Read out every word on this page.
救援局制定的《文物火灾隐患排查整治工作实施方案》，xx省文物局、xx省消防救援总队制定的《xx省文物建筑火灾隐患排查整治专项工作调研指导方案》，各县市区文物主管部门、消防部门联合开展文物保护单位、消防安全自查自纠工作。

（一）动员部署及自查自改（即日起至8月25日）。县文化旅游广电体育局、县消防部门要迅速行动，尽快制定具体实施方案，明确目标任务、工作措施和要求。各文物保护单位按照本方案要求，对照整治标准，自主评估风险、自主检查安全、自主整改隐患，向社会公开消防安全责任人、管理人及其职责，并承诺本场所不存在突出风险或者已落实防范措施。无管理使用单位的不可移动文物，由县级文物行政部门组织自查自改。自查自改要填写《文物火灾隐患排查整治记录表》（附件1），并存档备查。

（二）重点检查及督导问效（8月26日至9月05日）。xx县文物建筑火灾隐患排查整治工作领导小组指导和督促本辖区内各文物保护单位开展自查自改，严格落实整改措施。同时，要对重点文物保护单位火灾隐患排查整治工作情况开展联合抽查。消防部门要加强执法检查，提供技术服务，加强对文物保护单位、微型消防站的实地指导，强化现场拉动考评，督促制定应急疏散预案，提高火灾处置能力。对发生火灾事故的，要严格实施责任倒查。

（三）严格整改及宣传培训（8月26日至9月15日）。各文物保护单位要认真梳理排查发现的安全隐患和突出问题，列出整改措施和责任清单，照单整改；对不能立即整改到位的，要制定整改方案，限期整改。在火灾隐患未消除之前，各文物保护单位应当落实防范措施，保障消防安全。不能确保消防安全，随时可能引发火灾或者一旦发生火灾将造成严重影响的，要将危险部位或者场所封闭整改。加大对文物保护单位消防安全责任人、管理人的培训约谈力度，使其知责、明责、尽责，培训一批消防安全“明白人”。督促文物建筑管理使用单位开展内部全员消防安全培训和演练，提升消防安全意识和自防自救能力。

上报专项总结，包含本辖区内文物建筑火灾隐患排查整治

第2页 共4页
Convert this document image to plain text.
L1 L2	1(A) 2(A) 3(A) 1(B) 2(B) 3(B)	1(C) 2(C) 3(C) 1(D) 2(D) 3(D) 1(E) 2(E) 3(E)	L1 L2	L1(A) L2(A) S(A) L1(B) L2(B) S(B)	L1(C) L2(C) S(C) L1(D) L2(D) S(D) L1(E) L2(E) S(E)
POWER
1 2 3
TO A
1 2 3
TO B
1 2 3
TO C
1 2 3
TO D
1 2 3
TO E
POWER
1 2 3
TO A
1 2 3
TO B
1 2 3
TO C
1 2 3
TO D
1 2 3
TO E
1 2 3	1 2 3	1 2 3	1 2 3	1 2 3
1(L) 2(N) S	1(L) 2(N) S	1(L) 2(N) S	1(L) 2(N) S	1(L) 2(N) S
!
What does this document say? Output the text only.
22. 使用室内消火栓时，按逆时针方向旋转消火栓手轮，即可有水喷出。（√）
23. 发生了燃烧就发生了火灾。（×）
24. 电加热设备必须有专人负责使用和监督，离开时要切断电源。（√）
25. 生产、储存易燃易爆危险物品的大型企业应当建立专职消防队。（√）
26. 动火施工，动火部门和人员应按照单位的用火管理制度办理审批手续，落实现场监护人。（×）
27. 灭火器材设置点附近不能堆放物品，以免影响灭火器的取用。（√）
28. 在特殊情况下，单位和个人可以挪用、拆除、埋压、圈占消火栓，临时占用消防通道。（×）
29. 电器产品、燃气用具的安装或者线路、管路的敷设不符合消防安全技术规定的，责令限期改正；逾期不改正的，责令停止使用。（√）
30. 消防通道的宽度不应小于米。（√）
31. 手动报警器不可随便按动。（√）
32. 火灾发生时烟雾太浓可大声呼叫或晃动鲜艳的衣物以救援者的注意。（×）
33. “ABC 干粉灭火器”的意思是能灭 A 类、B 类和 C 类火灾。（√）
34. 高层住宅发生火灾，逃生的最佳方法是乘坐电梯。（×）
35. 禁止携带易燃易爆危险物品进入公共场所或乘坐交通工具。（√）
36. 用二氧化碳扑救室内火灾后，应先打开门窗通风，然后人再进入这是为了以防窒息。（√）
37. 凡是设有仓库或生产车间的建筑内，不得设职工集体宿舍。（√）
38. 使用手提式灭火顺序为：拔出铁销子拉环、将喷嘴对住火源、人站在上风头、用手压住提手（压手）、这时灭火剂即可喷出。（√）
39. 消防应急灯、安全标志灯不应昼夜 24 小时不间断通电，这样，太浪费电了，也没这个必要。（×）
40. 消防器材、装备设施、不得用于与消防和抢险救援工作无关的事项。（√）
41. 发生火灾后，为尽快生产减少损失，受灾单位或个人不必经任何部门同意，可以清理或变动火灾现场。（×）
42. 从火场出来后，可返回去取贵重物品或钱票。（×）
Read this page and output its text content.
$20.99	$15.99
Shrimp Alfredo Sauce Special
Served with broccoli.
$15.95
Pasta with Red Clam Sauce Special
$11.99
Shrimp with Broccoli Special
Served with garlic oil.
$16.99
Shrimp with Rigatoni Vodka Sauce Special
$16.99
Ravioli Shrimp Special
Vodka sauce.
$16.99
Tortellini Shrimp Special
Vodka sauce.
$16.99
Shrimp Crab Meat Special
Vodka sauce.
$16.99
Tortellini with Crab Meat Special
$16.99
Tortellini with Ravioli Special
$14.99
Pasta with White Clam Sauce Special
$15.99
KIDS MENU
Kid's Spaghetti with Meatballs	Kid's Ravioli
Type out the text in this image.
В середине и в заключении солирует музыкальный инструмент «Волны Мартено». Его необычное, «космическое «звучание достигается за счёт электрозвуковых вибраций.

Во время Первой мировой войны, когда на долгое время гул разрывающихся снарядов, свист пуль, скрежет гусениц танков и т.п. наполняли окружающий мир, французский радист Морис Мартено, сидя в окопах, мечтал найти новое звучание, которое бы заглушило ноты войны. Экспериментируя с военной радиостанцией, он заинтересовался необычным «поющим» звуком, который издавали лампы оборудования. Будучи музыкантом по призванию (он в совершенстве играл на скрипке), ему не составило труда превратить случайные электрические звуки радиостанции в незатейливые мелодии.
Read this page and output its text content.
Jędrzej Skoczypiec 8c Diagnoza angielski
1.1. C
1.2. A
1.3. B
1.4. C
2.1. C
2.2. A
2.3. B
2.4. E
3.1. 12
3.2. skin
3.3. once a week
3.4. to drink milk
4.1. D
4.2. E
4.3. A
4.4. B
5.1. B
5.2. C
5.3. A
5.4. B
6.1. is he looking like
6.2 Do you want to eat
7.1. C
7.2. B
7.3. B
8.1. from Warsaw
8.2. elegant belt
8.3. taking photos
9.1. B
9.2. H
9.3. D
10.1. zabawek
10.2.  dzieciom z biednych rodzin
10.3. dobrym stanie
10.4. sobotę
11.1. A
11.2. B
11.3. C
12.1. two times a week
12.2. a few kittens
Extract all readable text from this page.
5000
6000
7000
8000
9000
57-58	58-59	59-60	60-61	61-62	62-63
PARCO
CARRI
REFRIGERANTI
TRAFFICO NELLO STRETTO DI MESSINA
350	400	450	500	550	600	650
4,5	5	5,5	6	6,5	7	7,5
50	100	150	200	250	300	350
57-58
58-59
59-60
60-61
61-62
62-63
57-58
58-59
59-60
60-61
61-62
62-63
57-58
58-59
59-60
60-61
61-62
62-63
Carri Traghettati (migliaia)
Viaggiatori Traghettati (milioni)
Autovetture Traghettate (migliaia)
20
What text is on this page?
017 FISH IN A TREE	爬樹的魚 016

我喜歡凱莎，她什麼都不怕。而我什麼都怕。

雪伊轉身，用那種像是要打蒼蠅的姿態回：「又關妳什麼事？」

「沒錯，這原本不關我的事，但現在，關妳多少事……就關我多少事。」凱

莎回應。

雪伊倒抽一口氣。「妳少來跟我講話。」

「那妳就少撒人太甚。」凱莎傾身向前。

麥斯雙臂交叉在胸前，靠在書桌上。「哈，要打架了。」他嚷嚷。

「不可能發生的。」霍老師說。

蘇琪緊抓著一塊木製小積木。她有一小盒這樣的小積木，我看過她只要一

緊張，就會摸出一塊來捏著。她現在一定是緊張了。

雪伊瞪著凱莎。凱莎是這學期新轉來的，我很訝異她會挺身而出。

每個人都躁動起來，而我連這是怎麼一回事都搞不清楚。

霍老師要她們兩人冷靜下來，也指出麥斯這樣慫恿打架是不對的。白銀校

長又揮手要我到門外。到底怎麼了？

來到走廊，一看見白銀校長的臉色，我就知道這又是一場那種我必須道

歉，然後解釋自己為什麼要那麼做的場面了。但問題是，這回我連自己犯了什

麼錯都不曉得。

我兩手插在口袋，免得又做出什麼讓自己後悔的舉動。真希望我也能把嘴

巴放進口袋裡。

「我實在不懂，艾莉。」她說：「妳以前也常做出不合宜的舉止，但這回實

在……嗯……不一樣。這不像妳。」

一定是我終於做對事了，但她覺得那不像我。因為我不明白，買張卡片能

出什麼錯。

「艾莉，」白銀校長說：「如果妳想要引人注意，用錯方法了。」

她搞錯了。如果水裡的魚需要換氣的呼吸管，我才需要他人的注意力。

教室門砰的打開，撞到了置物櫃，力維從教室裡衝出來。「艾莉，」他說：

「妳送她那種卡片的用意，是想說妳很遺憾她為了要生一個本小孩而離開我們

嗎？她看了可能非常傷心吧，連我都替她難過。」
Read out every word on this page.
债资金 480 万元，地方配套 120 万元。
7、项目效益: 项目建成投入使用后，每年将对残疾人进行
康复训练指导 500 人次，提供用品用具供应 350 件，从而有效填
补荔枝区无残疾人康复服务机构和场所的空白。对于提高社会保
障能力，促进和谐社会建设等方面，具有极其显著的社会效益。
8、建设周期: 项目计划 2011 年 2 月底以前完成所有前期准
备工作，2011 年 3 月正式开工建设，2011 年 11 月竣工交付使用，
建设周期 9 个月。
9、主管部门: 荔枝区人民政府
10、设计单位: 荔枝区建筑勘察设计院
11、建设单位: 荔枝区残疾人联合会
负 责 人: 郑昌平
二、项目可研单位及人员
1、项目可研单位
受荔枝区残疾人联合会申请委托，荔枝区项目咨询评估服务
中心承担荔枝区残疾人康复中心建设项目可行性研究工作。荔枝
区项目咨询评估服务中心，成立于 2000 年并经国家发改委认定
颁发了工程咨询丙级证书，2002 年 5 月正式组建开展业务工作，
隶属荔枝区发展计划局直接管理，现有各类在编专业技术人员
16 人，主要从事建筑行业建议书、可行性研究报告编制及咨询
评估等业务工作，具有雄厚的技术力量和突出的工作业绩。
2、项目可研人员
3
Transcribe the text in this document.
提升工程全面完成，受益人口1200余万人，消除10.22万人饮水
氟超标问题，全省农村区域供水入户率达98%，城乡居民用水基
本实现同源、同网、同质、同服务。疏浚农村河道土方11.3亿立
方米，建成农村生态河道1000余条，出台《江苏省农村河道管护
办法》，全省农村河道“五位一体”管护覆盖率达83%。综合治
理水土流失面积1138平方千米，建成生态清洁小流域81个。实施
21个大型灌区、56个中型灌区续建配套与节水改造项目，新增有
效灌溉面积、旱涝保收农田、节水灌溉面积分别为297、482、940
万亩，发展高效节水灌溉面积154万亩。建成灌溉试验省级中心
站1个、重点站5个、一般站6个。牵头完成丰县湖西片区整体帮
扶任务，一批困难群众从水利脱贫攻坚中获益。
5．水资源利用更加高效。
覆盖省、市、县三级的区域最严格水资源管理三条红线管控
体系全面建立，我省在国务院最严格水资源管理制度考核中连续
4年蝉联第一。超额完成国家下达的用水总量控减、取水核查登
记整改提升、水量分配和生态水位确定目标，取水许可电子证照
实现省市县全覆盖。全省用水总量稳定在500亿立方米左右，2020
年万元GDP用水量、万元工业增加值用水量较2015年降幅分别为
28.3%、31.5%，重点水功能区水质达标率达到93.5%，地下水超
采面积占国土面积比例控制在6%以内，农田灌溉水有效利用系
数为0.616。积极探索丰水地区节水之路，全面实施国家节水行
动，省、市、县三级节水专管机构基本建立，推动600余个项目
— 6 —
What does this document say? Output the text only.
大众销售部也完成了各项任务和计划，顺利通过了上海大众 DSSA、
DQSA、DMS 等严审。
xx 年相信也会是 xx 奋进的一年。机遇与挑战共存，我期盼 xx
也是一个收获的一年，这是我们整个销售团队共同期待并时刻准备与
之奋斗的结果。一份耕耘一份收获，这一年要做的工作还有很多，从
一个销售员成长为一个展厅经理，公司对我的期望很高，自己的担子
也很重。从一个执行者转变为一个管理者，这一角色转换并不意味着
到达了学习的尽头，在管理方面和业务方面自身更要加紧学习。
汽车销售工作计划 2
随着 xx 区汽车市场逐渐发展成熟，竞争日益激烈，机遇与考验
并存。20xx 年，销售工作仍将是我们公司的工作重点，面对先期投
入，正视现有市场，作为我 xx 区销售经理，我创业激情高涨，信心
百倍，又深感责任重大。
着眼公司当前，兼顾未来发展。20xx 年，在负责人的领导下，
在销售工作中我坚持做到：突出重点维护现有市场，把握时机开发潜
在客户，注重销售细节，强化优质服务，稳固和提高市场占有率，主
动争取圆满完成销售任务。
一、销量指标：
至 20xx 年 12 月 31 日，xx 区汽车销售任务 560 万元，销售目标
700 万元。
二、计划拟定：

*-*-*

## What to do
Copy exactly the line containing "Transcribe the text in this document." and every line after it, ending with the last line of the records above.

## Answer in full
Transcribe the text in this document.
提升工程全面完成，受益人口1200余万人，消除10.22万人饮水
氟超标问题，全省农村区域供水入户率达98%，城乡居民用水基
本实现同源、同网、同质、同服务。疏浚农村河道土方11.3亿立
方米，建成农村生态河道1000余条，出台《江苏省农村河道管护
办法》，全省农村河道“五位一体”管护覆盖率达83%。综合治
理水土流失面积1138平方千米，建成生态清洁小流域81个。实施
21个大型灌区、56个中型灌区续建配套与节水改造项目，新增有
效灌溉面积、旱涝保收农田、节水灌溉面积分别为297、482、940
万亩，发展高效节水灌溉面积154万亩。建成灌溉试验省级中心
站1个、重点站5个、一般站6个。牵头完成丰县湖西片区整体帮
扶任务，一批困难群众从水利脱贫攻坚中获益。
5．水资源利用更加高效。
覆盖省、市、县三级的区域最严格水资源管理三条红线管控
体系全面建立，我省在国务院最严格水资源管理制度考核中连续
4年蝉联第一。超额完成国家下达的用水总量控减、取水核查登
记整改提升、水量分配和生态水位确定目标，取水许可电子证照
实现省市县全覆盖。全省用水总量稳定在500亿立方米左右，2020
年万元GDP用水量、万元工业增加值用水量较2015年降幅分别为
28.3%、31.5%，重点水功能区水质达标率达到93.5%，地下水超
采面积占国土面积比例控制在6%以内，农田灌溉水有效利用系
数为0.616。积极探索丰水地区节水之路，全面实施国家节水行
动，省、市、县三级节水专管机构基本建立，推动600余个项目
— 6 —
What does this document say? Output the text only.
大众销售部也完成了各项任务和计划，顺利通过了上海大众 DSSA、
DQSA、DMS 等严审。
xx 年相信也会是 xx 奋进的一年。机遇与挑战共存，我期盼 xx
也是一个收获的一年，这是我们整个销售团队共同期待并时刻准备与
之奋斗的结果。一份耕耘一份收获，这一年要做的工作还有很多，从
一个销售员成长为一个展厅经理，公司对我的期望很高，自己的担子
也很重。从一个执行者转变为一个管理者，这一角色转换并不意味着
到达了学习的尽头，在管理方面和业务方面自身更要加紧学习。
汽车销售工作计划 2
随着 xx 区汽车市场逐渐发展成熟，竞争日益激烈，机遇与考验
并存。20xx 年，销售工作仍将是我们公司的工作重点，面对先期投
入，正视现有市场，作为我 xx 区销售经理，我创业激情高涨，信心
百倍，又深感责任重大。
着眼公司当前，兼顾未来发展。20xx 年，在负责人的领导下，
在销售工作中我坚持做到：突出重点维护现有市场，把握时机开发潜
在客户，注重销售细节，强化优质服务，稳固和提高市场占有率，主
动争取圆满完成销售任务。
一、销量指标：
至 20xx 年 12 月 31 日，xx 区汽车销售任务 560 万元，销售目标
700 万元。
二、计划拟定：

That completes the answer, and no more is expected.